Directions for this task:
Among the entries below, count the lines where the string "napětím" occurs, and give only the number.

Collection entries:
-- start --

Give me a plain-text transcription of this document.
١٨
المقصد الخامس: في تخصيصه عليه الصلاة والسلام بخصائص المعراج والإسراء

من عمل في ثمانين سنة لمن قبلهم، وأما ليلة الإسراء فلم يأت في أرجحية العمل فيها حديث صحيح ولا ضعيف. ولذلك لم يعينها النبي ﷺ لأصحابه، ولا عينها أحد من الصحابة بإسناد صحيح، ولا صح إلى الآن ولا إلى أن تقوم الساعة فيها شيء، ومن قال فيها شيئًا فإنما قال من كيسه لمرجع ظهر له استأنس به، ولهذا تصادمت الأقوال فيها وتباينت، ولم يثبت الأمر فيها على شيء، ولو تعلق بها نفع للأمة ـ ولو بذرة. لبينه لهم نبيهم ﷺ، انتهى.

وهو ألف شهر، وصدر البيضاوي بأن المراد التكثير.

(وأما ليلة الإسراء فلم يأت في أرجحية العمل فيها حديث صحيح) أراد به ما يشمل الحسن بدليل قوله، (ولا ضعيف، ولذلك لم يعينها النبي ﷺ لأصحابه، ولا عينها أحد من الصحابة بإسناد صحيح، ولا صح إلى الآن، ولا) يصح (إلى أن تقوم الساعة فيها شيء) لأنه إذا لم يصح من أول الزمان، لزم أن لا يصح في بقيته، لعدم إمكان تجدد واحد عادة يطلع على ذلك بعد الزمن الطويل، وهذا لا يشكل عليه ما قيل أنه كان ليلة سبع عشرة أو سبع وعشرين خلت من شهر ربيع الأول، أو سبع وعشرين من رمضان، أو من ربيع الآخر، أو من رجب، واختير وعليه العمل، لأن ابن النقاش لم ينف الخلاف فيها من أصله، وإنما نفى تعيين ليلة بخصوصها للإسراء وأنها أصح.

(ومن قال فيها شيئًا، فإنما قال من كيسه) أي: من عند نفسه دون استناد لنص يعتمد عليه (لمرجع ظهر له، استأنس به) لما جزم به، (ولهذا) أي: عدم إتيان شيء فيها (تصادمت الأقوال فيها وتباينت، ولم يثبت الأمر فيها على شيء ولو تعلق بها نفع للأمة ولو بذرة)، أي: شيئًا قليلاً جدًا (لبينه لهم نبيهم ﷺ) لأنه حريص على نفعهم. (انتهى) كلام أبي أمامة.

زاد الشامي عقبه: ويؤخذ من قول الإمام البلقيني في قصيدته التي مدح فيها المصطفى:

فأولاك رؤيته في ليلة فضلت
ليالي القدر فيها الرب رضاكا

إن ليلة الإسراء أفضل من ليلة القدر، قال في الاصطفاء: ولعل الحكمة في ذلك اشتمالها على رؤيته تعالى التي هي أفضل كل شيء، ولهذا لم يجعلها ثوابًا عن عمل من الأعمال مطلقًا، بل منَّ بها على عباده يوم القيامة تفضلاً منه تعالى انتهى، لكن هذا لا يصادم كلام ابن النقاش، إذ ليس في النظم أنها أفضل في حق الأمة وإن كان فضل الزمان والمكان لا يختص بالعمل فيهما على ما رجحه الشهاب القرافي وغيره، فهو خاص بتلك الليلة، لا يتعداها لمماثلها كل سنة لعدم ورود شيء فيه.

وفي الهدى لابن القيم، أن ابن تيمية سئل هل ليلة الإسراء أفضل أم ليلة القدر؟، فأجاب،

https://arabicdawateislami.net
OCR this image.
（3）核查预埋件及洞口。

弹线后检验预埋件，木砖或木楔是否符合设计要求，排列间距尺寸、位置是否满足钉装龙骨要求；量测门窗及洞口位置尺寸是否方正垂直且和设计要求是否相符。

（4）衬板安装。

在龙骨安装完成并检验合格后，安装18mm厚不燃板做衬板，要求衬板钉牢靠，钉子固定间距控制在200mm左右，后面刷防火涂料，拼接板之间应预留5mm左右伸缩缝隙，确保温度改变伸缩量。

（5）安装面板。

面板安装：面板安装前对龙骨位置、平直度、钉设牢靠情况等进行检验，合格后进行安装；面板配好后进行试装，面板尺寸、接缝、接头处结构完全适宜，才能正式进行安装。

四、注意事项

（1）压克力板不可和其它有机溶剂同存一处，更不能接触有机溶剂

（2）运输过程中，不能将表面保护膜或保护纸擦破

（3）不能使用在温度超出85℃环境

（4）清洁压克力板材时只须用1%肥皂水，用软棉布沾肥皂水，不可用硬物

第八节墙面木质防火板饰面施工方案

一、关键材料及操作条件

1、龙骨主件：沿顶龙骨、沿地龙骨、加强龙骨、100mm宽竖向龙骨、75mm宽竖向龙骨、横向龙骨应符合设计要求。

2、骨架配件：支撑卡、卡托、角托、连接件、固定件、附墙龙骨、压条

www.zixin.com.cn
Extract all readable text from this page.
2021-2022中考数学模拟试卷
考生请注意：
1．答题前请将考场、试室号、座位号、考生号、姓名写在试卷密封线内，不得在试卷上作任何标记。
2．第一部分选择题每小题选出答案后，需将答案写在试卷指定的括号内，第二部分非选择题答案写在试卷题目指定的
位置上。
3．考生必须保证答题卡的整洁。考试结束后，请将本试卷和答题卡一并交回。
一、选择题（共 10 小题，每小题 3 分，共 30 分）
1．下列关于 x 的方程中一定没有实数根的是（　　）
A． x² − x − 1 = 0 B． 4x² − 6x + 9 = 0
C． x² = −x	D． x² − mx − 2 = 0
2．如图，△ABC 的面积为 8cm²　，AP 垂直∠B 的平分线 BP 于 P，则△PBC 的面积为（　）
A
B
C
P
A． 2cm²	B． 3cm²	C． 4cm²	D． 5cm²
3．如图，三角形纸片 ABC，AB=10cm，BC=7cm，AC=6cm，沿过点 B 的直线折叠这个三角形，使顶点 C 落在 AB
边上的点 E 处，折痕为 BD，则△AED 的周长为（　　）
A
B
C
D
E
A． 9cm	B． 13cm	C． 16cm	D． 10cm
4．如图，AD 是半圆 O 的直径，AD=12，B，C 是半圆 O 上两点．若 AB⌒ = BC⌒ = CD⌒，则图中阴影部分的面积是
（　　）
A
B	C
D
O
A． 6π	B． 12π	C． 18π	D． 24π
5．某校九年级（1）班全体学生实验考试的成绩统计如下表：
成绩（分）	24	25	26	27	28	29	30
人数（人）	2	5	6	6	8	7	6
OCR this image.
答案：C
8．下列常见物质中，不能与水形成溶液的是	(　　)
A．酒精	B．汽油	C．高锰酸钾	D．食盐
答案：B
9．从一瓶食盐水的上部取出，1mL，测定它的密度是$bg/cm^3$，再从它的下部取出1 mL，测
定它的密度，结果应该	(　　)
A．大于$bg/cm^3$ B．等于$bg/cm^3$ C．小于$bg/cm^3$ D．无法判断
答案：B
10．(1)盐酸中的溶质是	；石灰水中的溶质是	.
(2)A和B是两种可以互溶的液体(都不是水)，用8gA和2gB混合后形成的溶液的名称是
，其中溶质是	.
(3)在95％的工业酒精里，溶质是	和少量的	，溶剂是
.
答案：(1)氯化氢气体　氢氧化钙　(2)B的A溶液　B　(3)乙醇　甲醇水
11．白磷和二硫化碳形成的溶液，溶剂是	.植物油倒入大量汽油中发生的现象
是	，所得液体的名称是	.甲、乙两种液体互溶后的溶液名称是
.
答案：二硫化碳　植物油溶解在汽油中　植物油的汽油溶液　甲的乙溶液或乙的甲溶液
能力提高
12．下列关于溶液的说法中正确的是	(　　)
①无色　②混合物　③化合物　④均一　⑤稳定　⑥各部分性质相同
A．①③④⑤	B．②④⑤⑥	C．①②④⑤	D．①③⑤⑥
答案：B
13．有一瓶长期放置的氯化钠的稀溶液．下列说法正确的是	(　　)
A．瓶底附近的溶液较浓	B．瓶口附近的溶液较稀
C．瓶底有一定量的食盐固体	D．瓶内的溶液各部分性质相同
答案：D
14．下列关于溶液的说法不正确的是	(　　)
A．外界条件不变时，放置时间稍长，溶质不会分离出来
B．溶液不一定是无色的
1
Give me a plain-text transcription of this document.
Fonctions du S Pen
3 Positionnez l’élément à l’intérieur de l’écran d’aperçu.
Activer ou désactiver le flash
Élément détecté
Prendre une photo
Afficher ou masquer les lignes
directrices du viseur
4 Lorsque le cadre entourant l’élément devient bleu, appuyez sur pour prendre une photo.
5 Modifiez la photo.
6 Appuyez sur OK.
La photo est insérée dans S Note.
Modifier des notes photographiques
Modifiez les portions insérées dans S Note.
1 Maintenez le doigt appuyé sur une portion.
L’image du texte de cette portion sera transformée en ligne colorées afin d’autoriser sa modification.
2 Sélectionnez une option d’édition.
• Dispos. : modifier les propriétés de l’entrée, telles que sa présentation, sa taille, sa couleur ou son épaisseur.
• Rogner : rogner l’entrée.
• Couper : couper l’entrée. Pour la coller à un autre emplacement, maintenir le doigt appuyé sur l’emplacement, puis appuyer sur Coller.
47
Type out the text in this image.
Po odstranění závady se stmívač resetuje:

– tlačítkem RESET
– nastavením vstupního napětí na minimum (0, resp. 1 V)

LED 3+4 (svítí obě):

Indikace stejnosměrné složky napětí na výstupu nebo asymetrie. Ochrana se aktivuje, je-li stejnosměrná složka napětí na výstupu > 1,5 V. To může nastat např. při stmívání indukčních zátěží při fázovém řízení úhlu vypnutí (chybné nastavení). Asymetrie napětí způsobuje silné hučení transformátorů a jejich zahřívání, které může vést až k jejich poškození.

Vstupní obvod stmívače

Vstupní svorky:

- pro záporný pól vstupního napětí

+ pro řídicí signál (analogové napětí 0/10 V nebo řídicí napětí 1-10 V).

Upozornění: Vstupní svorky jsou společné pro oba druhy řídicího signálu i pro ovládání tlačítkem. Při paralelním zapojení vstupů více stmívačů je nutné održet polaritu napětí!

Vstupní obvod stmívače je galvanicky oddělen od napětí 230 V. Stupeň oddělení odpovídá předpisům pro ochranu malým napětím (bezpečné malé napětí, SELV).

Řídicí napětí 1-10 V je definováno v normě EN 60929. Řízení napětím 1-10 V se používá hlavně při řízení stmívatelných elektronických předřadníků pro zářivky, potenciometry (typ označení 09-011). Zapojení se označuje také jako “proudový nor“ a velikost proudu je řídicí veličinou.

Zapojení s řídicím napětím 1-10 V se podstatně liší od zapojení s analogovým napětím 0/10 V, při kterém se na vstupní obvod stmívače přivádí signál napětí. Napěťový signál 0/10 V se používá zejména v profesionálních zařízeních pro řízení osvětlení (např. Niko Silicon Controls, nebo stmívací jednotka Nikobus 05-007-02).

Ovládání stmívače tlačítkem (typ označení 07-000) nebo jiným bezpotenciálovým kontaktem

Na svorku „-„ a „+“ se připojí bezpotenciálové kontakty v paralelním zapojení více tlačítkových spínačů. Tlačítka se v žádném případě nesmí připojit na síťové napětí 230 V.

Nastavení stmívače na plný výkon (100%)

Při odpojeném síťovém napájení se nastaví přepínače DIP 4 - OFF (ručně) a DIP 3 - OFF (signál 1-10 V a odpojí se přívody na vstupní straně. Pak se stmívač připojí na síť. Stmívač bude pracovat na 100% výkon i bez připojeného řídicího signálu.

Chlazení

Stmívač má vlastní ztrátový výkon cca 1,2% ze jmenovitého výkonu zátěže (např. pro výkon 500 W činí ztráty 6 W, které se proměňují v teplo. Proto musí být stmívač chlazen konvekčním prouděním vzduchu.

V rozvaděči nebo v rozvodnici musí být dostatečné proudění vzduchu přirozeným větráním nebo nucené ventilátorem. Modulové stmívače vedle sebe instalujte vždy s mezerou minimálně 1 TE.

-- end --

Expected answer:
3